*DOCUMENT SEGMENT*.
So which is a more meaningless gesture? Applauding for Marlee Matlin or standing for Stevie Wonder.
And speaking of meaningless gestures, did any of these numbskulls who spent tons of money on birthday cakes and big bashes back in February to celebrate Ronald Reagan's 100th birthday realize he died seven years ago? Usually, you don't bother with birthday cakes and parties unless the guest of honor is still filling his diapers-and Reagan hasn't done that in years.
Isn't it a little ironic that some of the biggest Planned Parenthood bashers are prime examples of why some fetuses should be aborted?
The three most important words in the English language: Follow. The. Money.
Next on the list: Shit. Where. Did. I. Hide. The. Weed.
Ninety percent of what Senator Jon Kyl (R-Arizona) says is 100 percent, pure, Grade A bullshit. Note: The preceding statement was intended to be factual.

*PROVIDED INFORMATION*.

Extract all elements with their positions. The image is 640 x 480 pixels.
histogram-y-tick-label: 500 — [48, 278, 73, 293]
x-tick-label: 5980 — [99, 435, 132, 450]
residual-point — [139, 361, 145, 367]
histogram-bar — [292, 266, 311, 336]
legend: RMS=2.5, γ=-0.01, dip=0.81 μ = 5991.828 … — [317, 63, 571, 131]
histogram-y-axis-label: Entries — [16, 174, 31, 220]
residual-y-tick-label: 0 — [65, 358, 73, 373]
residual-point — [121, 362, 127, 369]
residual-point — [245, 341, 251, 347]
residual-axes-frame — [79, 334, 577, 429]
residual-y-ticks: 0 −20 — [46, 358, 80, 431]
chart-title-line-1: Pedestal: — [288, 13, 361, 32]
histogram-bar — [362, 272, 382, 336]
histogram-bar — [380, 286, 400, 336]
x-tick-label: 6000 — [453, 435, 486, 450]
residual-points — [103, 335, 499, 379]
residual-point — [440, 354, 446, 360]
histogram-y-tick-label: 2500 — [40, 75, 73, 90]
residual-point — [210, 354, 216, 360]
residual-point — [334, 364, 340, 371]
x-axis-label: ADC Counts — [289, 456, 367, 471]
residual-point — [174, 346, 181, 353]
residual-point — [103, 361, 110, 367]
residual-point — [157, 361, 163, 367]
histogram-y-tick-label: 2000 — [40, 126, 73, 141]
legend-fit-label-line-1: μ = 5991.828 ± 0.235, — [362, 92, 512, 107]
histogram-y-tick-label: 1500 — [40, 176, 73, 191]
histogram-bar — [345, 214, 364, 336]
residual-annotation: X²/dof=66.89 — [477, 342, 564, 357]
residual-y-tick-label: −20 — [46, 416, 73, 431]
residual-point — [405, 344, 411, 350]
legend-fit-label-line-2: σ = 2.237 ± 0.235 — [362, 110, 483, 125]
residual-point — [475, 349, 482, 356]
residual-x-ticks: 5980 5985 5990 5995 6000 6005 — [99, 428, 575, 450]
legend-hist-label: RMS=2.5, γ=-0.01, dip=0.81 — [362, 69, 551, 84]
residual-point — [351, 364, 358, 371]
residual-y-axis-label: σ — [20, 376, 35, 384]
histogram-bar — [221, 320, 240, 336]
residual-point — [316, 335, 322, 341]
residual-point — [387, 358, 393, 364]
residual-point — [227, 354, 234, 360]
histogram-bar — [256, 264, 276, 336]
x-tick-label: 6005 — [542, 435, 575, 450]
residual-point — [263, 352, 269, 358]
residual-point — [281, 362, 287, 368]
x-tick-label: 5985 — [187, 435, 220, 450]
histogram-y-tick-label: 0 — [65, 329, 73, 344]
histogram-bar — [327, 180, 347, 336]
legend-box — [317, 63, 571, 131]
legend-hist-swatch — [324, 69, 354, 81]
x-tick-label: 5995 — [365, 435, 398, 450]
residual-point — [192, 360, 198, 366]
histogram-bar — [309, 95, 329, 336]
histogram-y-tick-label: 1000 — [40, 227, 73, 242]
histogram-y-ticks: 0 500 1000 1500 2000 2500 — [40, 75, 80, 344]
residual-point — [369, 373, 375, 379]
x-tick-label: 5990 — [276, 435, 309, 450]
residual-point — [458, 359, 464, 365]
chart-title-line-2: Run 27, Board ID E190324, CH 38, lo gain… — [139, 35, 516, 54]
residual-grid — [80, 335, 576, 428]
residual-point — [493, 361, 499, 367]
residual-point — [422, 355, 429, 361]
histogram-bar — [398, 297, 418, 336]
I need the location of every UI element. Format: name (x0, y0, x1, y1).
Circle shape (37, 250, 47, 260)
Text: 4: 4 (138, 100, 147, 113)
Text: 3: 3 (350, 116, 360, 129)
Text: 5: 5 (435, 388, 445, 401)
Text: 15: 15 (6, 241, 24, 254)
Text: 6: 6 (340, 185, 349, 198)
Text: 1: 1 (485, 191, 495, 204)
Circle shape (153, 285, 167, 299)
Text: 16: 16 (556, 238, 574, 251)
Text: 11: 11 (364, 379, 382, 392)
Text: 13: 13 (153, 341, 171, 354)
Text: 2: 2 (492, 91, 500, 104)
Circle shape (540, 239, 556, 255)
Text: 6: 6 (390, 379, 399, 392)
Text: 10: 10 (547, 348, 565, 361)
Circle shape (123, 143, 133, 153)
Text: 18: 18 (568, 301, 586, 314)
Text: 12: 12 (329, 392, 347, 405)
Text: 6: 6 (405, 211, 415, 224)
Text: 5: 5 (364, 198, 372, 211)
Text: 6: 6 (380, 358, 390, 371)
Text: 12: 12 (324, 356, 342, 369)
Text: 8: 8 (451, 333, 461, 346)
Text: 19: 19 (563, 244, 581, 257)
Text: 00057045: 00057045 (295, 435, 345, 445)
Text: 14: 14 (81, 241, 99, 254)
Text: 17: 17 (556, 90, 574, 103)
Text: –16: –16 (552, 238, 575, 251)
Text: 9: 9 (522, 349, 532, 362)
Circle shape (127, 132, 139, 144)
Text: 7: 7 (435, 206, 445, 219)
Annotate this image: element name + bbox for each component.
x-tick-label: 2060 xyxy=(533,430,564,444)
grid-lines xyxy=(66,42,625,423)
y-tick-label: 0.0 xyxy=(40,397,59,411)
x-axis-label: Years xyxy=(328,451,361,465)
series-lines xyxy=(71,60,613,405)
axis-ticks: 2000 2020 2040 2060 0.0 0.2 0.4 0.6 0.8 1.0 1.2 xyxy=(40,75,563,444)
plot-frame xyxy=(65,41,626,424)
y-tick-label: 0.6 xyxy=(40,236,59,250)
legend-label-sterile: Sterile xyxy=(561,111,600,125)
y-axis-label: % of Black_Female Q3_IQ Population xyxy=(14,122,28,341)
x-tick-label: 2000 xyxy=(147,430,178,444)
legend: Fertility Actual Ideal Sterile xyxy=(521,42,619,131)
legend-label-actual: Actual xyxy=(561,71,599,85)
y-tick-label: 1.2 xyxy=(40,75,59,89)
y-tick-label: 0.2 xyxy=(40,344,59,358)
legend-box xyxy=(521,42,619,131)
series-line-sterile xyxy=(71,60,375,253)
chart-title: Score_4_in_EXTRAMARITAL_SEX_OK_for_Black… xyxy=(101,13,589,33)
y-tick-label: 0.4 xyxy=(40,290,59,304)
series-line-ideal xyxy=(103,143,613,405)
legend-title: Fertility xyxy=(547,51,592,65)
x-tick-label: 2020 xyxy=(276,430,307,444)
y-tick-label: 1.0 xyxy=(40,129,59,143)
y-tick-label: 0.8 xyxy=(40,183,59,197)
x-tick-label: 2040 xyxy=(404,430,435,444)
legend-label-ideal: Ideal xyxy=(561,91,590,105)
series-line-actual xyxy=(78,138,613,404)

*EXERCISES TO COMPLETE*.
[1] Summarize the commentary in two sentences.
[2] According to the commentary, how long ago had Ronald Reagan died?
[3] List every person the commentary mentions by name.

*ANSWERS BELOW*.
[1] The commentary asks whether applauding for Marlee Matlin or standing for Stevie Wonder is the more meaningless gesture, and it mocks people who paid for cakes and parties in February to mark Ronald Reagan's 100th birthday even though he died seven years ago. It also names "Follow. The. Money." as the three most important words in English and says ninety percent of what Senator Jon Kyl says is pure bullshit.

[2] Seven years ago.

[3] Marlee Matlin, Stevie Wonder, Ronald Reagan, Jon Kyl